Filter the entries that follow, copying every line in which the word "case" appears.

[Dataset excerpt]
------------------------------------------------
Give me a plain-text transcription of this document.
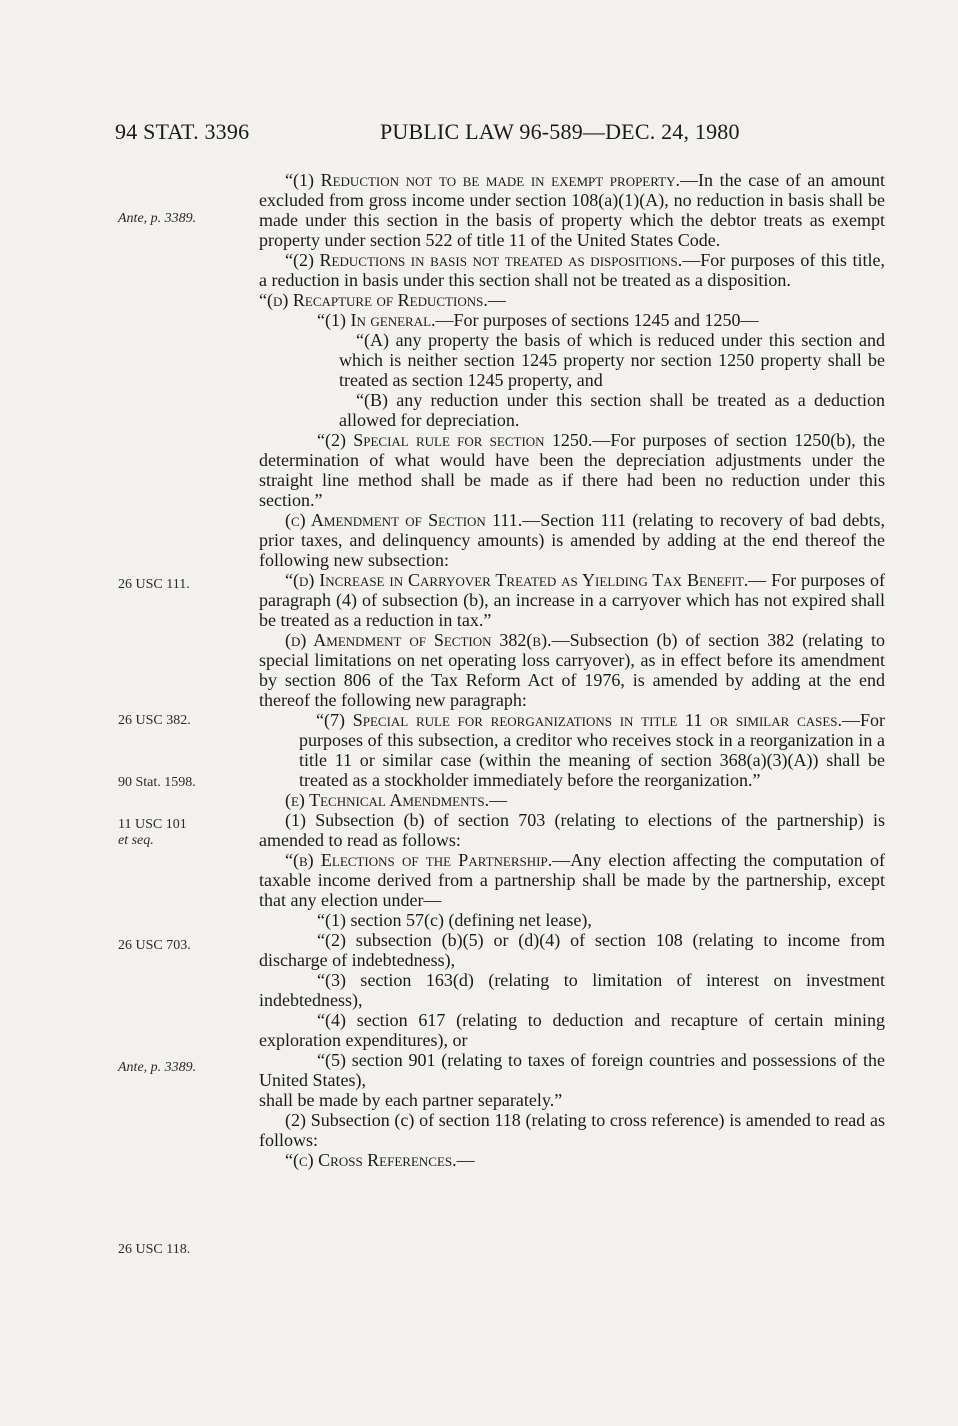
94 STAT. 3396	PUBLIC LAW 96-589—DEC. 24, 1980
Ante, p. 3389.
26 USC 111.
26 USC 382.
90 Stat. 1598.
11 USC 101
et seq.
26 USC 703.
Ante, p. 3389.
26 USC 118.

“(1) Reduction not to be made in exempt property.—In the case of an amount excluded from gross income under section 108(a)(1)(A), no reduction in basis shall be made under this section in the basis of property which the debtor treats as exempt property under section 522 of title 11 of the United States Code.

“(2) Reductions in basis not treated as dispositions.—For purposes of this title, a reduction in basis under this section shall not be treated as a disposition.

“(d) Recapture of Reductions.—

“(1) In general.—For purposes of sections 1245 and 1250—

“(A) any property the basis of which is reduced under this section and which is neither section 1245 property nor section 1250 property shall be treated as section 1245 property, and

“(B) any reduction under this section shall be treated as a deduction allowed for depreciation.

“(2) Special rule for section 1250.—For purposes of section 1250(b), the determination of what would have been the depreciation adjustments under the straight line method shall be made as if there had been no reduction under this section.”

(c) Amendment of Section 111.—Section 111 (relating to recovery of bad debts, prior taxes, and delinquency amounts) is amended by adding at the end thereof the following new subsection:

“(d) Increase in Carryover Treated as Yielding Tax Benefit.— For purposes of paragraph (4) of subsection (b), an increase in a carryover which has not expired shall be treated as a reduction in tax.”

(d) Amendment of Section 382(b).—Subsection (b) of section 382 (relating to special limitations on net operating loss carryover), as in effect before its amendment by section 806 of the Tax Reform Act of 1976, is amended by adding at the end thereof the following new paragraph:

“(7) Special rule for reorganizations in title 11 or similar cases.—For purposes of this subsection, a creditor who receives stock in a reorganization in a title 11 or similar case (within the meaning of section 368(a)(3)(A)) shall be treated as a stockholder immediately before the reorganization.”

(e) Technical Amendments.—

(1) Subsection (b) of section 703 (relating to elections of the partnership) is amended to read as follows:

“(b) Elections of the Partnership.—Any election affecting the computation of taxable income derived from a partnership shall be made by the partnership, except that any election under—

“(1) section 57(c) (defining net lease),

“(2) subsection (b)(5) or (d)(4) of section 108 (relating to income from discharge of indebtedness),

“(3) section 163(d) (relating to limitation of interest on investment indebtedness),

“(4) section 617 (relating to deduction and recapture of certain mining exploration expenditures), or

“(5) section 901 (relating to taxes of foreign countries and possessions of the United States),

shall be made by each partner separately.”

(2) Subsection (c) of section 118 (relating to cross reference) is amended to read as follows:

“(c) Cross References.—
------------------------------------------------
Response for this exercise>
“(1) Reduction not to be made in exempt property.—In the case of an amount excluded from gross income under section 108(a)(1)(A), no reduction in basis shall be made under this section in the basis of property which the debtor treats as exempt property under section 522 of title 11 of the United States Code.
“(7) Special rule for reorganizations in title 11 or similar cases.—For purposes of this subsection, a creditor who receives stock in a reorganization in a title 11 or similar case (within the meaning of section 368(a)(3)(A)) shall be treated as a stockholder immediately before the reorganization.”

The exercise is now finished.